Exercise prompt
Copy every line of the items below word for word, leaving out the pictures.

Listings of boxed layout items

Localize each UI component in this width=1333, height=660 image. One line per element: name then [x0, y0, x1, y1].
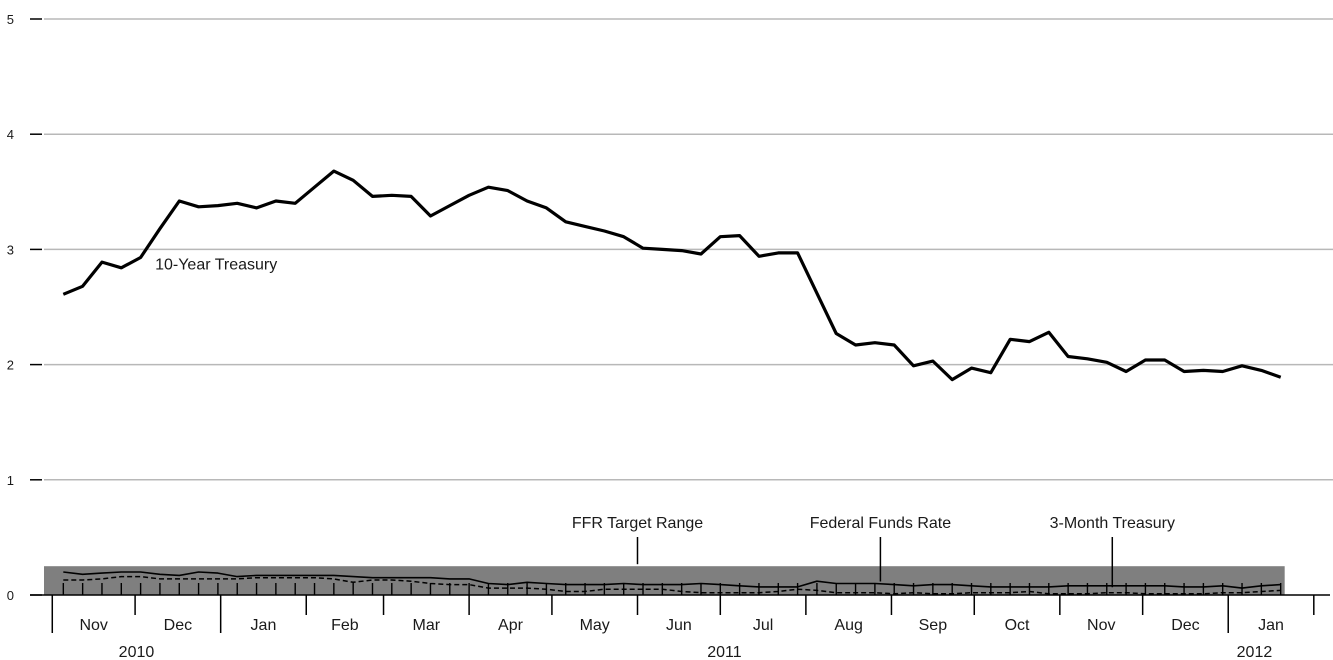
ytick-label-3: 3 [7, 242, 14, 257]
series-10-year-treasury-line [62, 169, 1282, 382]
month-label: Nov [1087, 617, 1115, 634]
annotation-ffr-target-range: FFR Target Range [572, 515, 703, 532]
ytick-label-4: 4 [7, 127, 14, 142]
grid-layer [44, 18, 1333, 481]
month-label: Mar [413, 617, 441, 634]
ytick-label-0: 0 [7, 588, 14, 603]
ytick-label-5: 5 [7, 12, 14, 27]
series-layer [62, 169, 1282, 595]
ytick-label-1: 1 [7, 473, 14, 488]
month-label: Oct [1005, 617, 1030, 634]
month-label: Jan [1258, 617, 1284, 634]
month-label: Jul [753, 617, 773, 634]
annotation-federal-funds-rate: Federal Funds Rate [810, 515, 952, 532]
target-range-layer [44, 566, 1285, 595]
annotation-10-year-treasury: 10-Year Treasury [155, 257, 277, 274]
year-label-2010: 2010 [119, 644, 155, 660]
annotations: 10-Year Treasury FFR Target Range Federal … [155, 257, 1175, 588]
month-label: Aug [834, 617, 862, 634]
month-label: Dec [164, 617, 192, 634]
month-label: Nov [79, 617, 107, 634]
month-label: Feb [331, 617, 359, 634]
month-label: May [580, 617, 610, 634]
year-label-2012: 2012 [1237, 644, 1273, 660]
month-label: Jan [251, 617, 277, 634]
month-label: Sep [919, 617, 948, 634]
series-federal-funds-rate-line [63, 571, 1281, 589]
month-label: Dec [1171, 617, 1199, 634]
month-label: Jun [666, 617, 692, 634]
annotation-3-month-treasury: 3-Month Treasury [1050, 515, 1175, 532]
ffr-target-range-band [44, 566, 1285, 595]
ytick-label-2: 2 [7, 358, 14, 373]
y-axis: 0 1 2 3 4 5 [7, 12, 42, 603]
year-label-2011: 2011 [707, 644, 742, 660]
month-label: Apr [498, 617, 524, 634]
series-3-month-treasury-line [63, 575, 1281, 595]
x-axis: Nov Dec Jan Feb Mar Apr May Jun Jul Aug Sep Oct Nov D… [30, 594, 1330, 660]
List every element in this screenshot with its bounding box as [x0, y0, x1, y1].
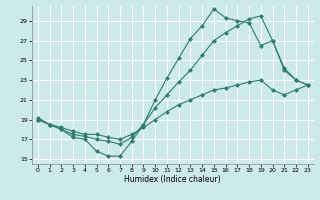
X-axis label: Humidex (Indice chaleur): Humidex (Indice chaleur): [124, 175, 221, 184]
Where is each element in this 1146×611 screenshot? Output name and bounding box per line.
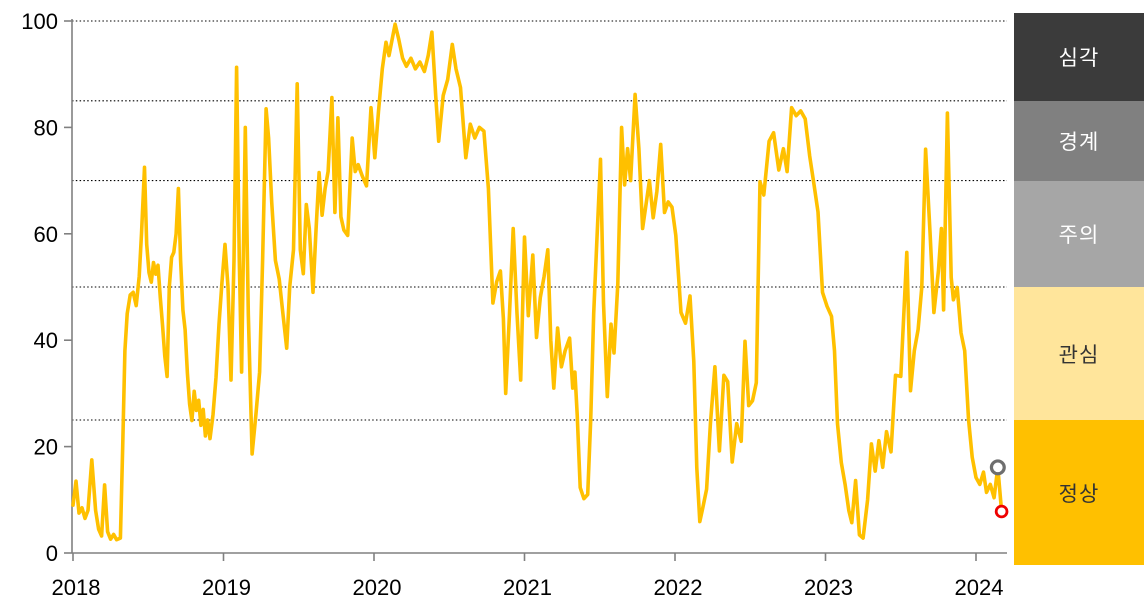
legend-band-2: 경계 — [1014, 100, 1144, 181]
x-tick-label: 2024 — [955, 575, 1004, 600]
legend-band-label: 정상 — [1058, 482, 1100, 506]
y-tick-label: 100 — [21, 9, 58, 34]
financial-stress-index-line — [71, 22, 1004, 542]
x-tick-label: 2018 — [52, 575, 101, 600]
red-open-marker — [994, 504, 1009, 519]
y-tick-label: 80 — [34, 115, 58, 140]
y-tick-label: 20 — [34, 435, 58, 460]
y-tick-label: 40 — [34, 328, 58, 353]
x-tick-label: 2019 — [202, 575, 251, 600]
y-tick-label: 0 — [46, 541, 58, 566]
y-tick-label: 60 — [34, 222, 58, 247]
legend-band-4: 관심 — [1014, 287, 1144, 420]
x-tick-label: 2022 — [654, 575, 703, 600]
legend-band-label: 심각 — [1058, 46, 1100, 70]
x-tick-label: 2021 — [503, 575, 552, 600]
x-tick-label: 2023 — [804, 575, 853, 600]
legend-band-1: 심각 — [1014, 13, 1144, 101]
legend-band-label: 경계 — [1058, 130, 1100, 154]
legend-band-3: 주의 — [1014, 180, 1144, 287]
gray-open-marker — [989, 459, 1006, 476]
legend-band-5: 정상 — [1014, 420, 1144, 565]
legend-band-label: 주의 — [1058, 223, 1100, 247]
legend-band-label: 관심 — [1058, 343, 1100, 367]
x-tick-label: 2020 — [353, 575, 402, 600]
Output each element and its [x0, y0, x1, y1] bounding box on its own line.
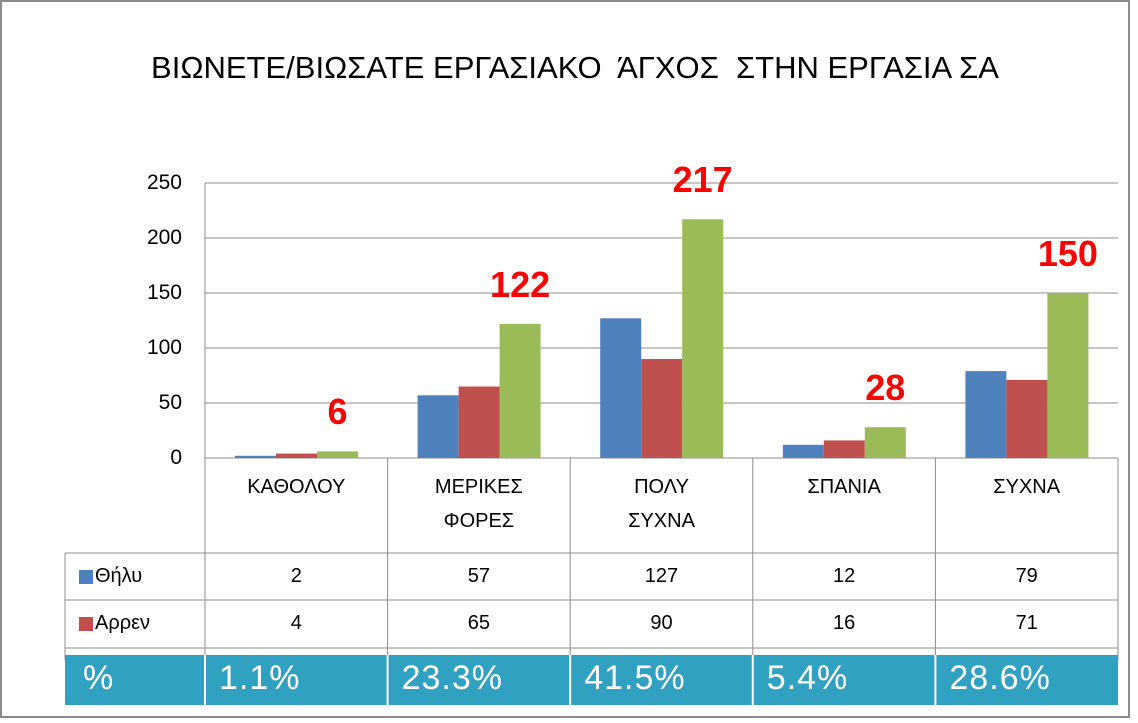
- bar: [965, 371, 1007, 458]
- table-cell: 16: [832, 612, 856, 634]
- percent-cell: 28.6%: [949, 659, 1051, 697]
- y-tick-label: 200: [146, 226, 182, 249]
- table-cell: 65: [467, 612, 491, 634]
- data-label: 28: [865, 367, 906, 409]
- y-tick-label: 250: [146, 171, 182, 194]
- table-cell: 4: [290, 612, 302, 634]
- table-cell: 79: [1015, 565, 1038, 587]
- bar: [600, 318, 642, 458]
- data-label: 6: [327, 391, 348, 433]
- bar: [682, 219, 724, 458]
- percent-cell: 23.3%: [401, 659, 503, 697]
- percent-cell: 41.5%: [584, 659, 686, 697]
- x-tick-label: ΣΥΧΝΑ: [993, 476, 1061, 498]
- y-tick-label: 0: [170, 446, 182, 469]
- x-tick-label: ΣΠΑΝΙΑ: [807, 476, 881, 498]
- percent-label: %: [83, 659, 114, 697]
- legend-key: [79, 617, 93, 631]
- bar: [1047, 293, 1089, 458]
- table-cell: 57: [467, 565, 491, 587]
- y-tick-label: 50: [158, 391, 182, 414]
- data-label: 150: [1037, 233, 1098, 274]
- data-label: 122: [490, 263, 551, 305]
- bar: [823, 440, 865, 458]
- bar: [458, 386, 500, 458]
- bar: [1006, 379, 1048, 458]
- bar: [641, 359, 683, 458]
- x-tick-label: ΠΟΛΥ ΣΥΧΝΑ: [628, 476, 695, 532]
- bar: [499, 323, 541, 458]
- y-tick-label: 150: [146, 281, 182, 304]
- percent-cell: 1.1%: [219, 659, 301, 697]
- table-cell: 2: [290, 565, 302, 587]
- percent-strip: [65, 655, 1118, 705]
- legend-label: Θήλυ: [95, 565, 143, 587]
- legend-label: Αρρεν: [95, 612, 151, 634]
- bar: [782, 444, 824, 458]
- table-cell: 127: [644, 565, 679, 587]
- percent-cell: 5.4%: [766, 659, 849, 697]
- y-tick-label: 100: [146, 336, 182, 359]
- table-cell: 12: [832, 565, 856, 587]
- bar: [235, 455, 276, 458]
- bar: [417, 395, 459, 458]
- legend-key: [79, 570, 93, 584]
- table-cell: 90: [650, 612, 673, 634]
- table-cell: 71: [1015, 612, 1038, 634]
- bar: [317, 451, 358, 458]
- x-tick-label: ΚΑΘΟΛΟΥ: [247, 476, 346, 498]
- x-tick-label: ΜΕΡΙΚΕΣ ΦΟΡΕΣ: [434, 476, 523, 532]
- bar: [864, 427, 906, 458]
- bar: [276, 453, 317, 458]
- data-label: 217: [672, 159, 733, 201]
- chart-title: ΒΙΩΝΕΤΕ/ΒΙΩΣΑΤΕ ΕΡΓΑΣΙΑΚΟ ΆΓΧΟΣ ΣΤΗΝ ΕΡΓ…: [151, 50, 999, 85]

Result of the exercise
Localize each UI component in this width=1333, height=660 image. One line per element: name then [x0, y0, x1, y1].
ytick-label-3: 3 [7, 242, 14, 257]
series-10-year-treasury-line [62, 169, 1282, 382]
month-label: Nov [1087, 617, 1115, 634]
annotation-ffr-target-range: FFR Target Range [572, 515, 703, 532]
ytick-label-4: 4 [7, 127, 14, 142]
grid-layer [44, 18, 1333, 481]
month-label: Mar [413, 617, 441, 634]
ytick-label-0: 0 [7, 588, 14, 603]
ytick-label-5: 5 [7, 12, 14, 27]
series-layer [62, 169, 1282, 595]
ytick-label-1: 1 [7, 473, 14, 488]
month-label: Oct [1005, 617, 1030, 634]
month-label: Jan [1258, 617, 1284, 634]
month-label: Jul [753, 617, 773, 634]
annotation-federal-funds-rate: Federal Funds Rate [810, 515, 952, 532]
target-range-layer [44, 566, 1285, 595]
annotation-10-year-treasury: 10-Year Treasury [155, 257, 277, 274]
year-label-2010: 2010 [119, 644, 155, 660]
annotations: 10-Year Treasury FFR Target Range Federal … [155, 257, 1175, 588]
month-label: Aug [834, 617, 862, 634]
month-label: Dec [164, 617, 192, 634]
month-label: Nov [79, 617, 107, 634]
month-label: Feb [331, 617, 359, 634]
month-label: May [580, 617, 610, 634]
year-label-2012: 2012 [1237, 644, 1273, 660]
month-label: Jan [251, 617, 277, 634]
month-label: Sep [919, 617, 948, 634]
series-federal-funds-rate-line [63, 571, 1281, 589]
month-label: Dec [1171, 617, 1199, 634]
month-label: Jun [666, 617, 692, 634]
annotation-3-month-treasury: 3-Month Treasury [1050, 515, 1175, 532]
ffr-target-range-band [44, 566, 1285, 595]
ytick-label-2: 2 [7, 358, 14, 373]
y-axis: 0 1 2 3 4 5 [7, 12, 42, 603]
year-label-2011: 2011 [707, 644, 742, 660]
month-label: Apr [498, 617, 524, 634]
series-3-month-treasury-line [63, 575, 1281, 595]
x-axis: Nov Dec Jan Feb Mar Apr May Jun Jul Aug Sep Oct Nov D… [30, 594, 1330, 660]
List every element in this screenshot with its bounding box as [x0, y0, x1, y1].
X-axis label: Humidex (Indice chaleur): Humidex (Indice chaleur): [124, 175, 221, 184]
Where is each element in this 1146×611 screenshot? Output name and bounding box per line.
legend-band-2: 경계 — [1014, 100, 1144, 181]
x-tick-label: 2024 — [955, 575, 1004, 600]
legend-band-label: 정상 — [1058, 482, 1100, 506]
y-tick-label: 100 — [21, 9, 58, 34]
financial-stress-index-line — [71, 22, 1004, 542]
x-tick-label: 2018 — [52, 575, 101, 600]
red-open-marker — [994, 504, 1009, 519]
y-tick-label: 80 — [34, 115, 58, 140]
y-tick-label: 20 — [34, 435, 58, 460]
y-tick-label: 40 — [34, 328, 58, 353]
x-tick-label: 2019 — [202, 575, 251, 600]
y-tick-label: 0 — [46, 541, 58, 566]
y-tick-label: 60 — [34, 222, 58, 247]
legend-band-4: 관심 — [1014, 287, 1144, 420]
x-tick-label: 2022 — [654, 575, 703, 600]
legend-band-label: 심각 — [1058, 46, 1100, 70]
x-tick-label: 2021 — [503, 575, 552, 600]
x-tick-label: 2023 — [804, 575, 853, 600]
legend-band-1: 심각 — [1014, 13, 1144, 101]
legend-band-label: 경계 — [1058, 130, 1100, 154]
legend-band-3: 주의 — [1014, 180, 1144, 287]
gray-open-marker — [989, 459, 1006, 476]
legend-band-5: 정상 — [1014, 420, 1144, 565]
legend-band-label: 주의 — [1058, 223, 1100, 247]
legend-band-label: 관심 — [1058, 343, 1100, 367]
x-tick-label: 2020 — [353, 575, 402, 600]
Output each element and its [x0, y0, x1, y1] bounding box on its own line.
- bar: [965, 371, 1007, 458]
- table-cell: 16: [832, 612, 856, 634]
- percent-cell: 28.6%: [949, 659, 1051, 697]
- y-tick-label: 200: [146, 226, 182, 249]
- table-cell: 65: [467, 612, 491, 634]
- data-label: 28: [865, 367, 906, 409]
- y-tick-label: 250: [146, 171, 182, 194]
- table-cell: 4: [290, 612, 302, 634]
- table-cell: 79: [1015, 565, 1038, 587]
- bar: [600, 318, 642, 458]
- data-label: 6: [327, 391, 348, 433]
- bar: [682, 219, 724, 458]
- percent-cell: 23.3%: [401, 659, 503, 697]
- percent-cell: 41.5%: [584, 659, 686, 697]
- x-tick-label: ΣΥΧΝΑ: [993, 476, 1061, 498]
- y-tick-label: 0: [170, 446, 182, 469]
- x-tick-label: ΣΠΑΝΙΑ: [807, 476, 881, 498]
- percent-label: %: [83, 659, 114, 697]
- legend-key: [79, 617, 93, 631]
- bar: [1047, 293, 1089, 458]
- table-cell: 57: [467, 565, 491, 587]
- y-tick-label: 50: [158, 391, 182, 414]
- data-label: 150: [1037, 233, 1098, 274]
- data-label: 122: [490, 263, 551, 305]
- bar: [823, 440, 865, 458]
- bar: [458, 386, 500, 458]
- bar: [1006, 379, 1048, 458]
- bar: [641, 359, 683, 458]
- x-tick-label: ΠΟΛΥ ΣΥΧΝΑ: [628, 476, 695, 532]
- bar: [499, 323, 541, 458]
- y-tick-label: 150: [146, 281, 182, 304]
- percent-cell: 1.1%: [219, 659, 301, 697]
- table-cell: 2: [290, 565, 302, 587]
- percent-strip: [65, 655, 1118, 705]
- legend-label: Θήλυ: [95, 565, 143, 587]
- legend-label: Αρρεν: [95, 612, 151, 634]
- bar: [782, 444, 824, 458]
- table-cell: 127: [644, 565, 679, 587]
- percent-cell: 5.4%: [766, 659, 849, 697]
- y-tick-label: 100: [146, 336, 182, 359]
- table-cell: 12: [832, 565, 856, 587]
- bar: [235, 455, 276, 458]
- bar: [417, 395, 459, 458]
- legend-key: [79, 570, 93, 584]
- table-cell: 90: [650, 612, 673, 634]
- table-cell: 71: [1015, 612, 1038, 634]
- bar: [317, 451, 358, 458]
- x-tick-label: ΚΑΘΟΛΟΥ: [247, 476, 346, 498]
- x-tick-label: ΜΕΡΙΚΕΣ ΦΟΡΕΣ: [434, 476, 523, 532]
- bar: [864, 427, 906, 458]
- bar: [276, 453, 317, 458]
- data-label: 217: [672, 159, 733, 201]
- chart-title: ΒΙΩΝΕΤΕ/ΒΙΩΣΑΤΕ ΕΡΓΑΣΙΑΚΟ ΆΓΧΟΣ ΣΤΗΝ ΕΡΓ…: [151, 50, 999, 85]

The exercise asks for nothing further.